» GIVEN PROBLEM:
In the data below, find each line containing the string "upływie" and return it.

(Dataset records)
-- Begin --

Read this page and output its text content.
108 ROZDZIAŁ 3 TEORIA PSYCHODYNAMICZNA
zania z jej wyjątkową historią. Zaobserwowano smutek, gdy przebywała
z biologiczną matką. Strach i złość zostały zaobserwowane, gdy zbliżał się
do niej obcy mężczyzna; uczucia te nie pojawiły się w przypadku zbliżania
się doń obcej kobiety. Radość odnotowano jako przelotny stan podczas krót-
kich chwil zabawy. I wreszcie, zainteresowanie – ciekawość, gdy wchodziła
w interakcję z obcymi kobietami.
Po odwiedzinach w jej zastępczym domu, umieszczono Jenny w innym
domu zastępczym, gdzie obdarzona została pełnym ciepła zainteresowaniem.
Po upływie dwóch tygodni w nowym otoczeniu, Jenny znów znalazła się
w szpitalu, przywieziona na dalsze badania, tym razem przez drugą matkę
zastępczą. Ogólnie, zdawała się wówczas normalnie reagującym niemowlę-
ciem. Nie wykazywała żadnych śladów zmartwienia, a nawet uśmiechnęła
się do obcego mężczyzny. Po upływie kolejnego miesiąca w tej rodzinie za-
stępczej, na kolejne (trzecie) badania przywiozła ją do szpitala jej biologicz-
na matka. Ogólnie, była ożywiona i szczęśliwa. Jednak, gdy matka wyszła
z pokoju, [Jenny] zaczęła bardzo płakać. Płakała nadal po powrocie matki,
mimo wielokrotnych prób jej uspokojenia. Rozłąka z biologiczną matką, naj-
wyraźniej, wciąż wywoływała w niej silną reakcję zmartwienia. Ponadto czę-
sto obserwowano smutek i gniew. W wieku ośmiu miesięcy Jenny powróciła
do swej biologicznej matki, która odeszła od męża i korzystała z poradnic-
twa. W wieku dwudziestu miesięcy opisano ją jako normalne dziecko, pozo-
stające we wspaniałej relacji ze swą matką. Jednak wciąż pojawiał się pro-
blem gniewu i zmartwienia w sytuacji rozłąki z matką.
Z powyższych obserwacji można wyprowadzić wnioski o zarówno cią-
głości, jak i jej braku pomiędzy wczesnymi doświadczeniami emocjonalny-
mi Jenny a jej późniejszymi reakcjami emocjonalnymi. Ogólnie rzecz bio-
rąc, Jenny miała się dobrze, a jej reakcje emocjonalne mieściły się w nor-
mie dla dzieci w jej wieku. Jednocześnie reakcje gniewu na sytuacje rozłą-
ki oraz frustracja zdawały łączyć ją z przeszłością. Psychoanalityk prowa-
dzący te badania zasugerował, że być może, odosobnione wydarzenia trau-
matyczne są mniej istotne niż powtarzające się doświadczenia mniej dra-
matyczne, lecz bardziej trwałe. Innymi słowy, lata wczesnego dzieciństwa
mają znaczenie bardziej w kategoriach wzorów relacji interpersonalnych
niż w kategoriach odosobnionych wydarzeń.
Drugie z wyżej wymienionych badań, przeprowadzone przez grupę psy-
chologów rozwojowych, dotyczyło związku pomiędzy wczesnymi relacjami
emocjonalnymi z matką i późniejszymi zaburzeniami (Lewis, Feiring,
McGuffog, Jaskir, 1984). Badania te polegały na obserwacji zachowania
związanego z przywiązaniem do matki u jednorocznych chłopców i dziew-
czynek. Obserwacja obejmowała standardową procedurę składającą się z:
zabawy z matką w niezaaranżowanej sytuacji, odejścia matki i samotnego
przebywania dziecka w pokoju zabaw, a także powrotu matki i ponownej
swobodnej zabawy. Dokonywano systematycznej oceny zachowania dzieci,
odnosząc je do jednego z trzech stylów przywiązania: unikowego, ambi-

-- End --

» OUTPUT:
Po upływie dwóch tygodni w nowym otoczeniu, Jenny znów znalazła się
się do obcego mężczyzny. Po upływie kolejnego miesiąca w tej rodzinie za-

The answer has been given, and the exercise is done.